Data items:
start
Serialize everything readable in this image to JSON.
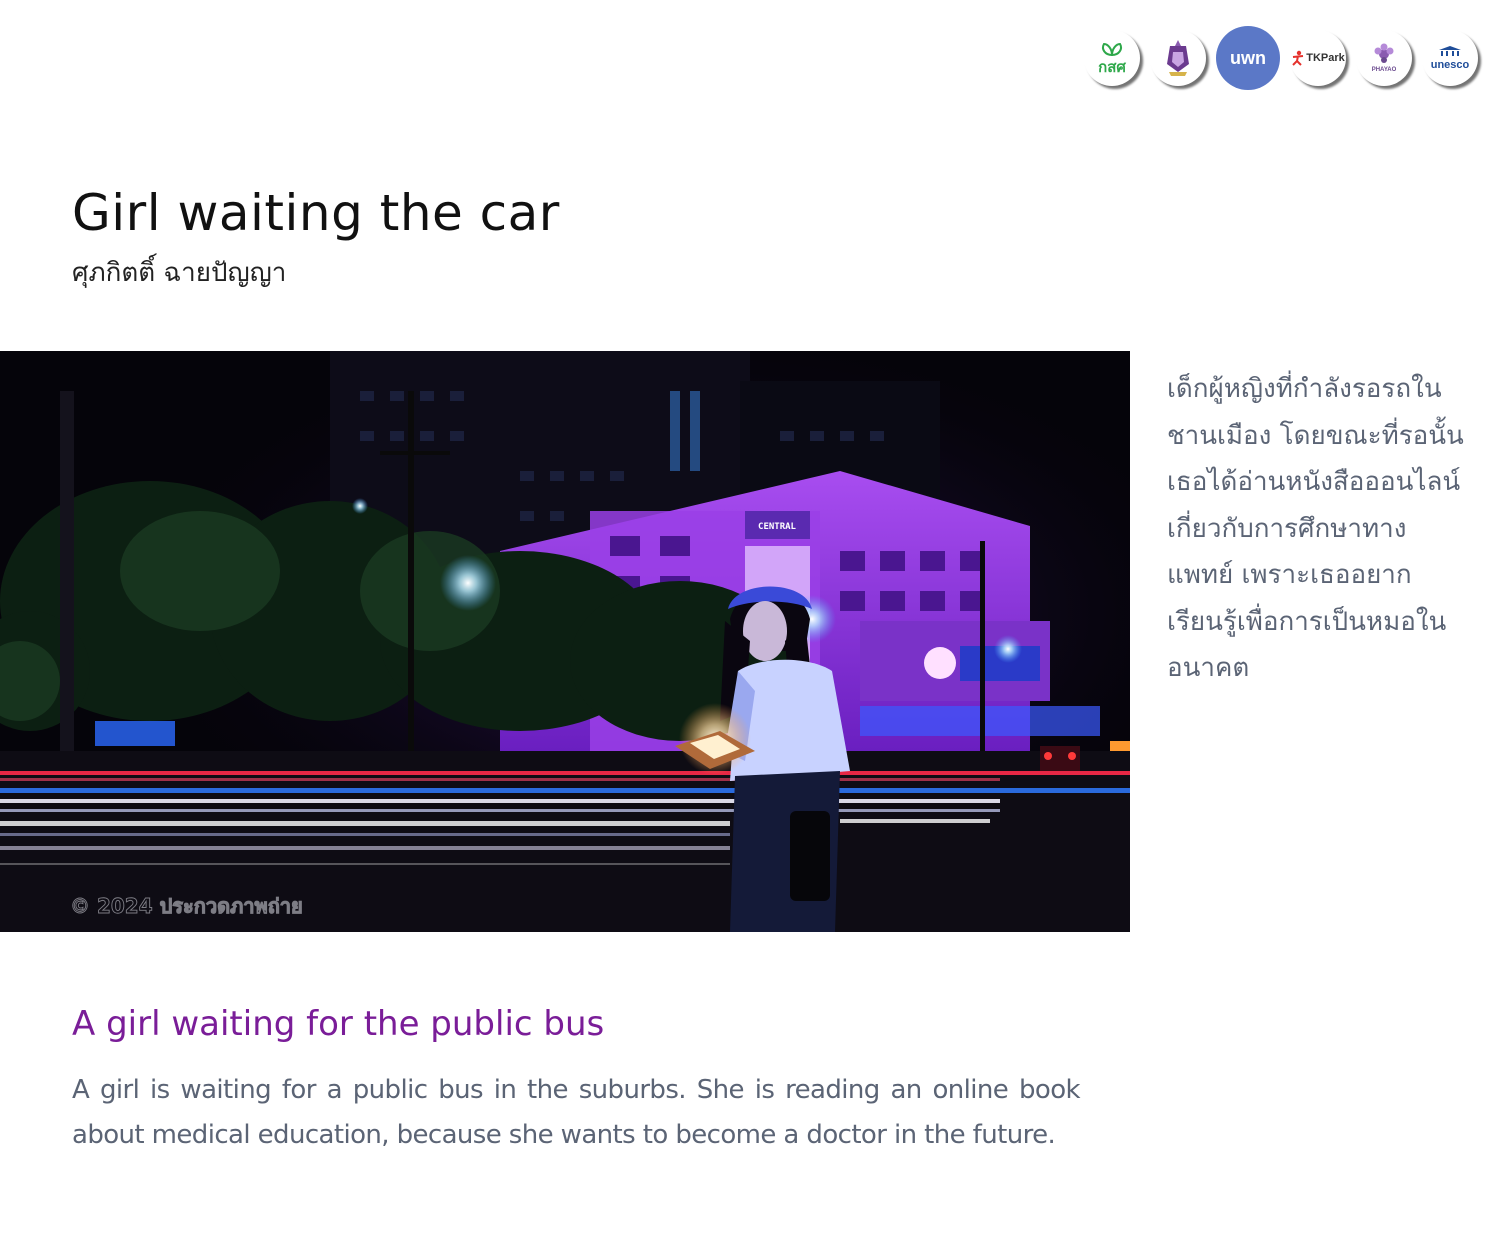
{
  "logos": [
    {
      "name": "kss-logo",
      "text": "กสศ",
      "color": "#2ea84a"
    },
    {
      "name": "university-logo",
      "text": "",
      "color": "#6b3a8f"
    },
    {
      "name": "uwn-logo",
      "text": "uwn",
      "color": "#5b78c7"
    },
    {
      "name": "tkpark-logo",
      "text": "TKPark",
      "color": "#e5322d"
    },
    {
      "name": "phayao-logo",
      "text": "PHAYAO",
      "color": "#6b4a8f"
    },
    {
      "name": "unesco-logo",
      "text": "unesco",
      "color": "#1f4d99"
    }
  ],
  "entry": {
    "title": "Girl waiting the car",
    "author": "ศุภกิตติ์ ฉายปัญญา",
    "thai_caption": "เด็กผู้หญิงที่กำลังรอรถในชานเมือง โดยขณะที่รอนั้นเธอได้อ่านหนังสือออนไลน์เกี่ยวกับการศึกษาทางแพทย์ เพราะเธออยากเรียนรู้เพื่อการเป็นหมอในอนาคต",
    "en_title": "A girl waiting for the public bus",
    "en_body": "A girl is waiting for a public bus in the suburbs. She is reading an online book about medical education, because she wants to become a doctor in the future."
  },
  "photo": {
    "watermark": "© 2024 ประกวดภาพถ่าย",
    "sign": "CENTRAL",
    "colors": {
      "sky": "#05040a",
      "building_neon": "#8b2fd8",
      "light_trail_red": "#ff2a4a",
      "light_trail_white": "#f2f0ff",
      "light_trail_blue": "#2f7bff"
    }
  }
}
end
» Short exercise
Determine the number of lines where the string "public" occurs, and give that number only.

» Result of this task
2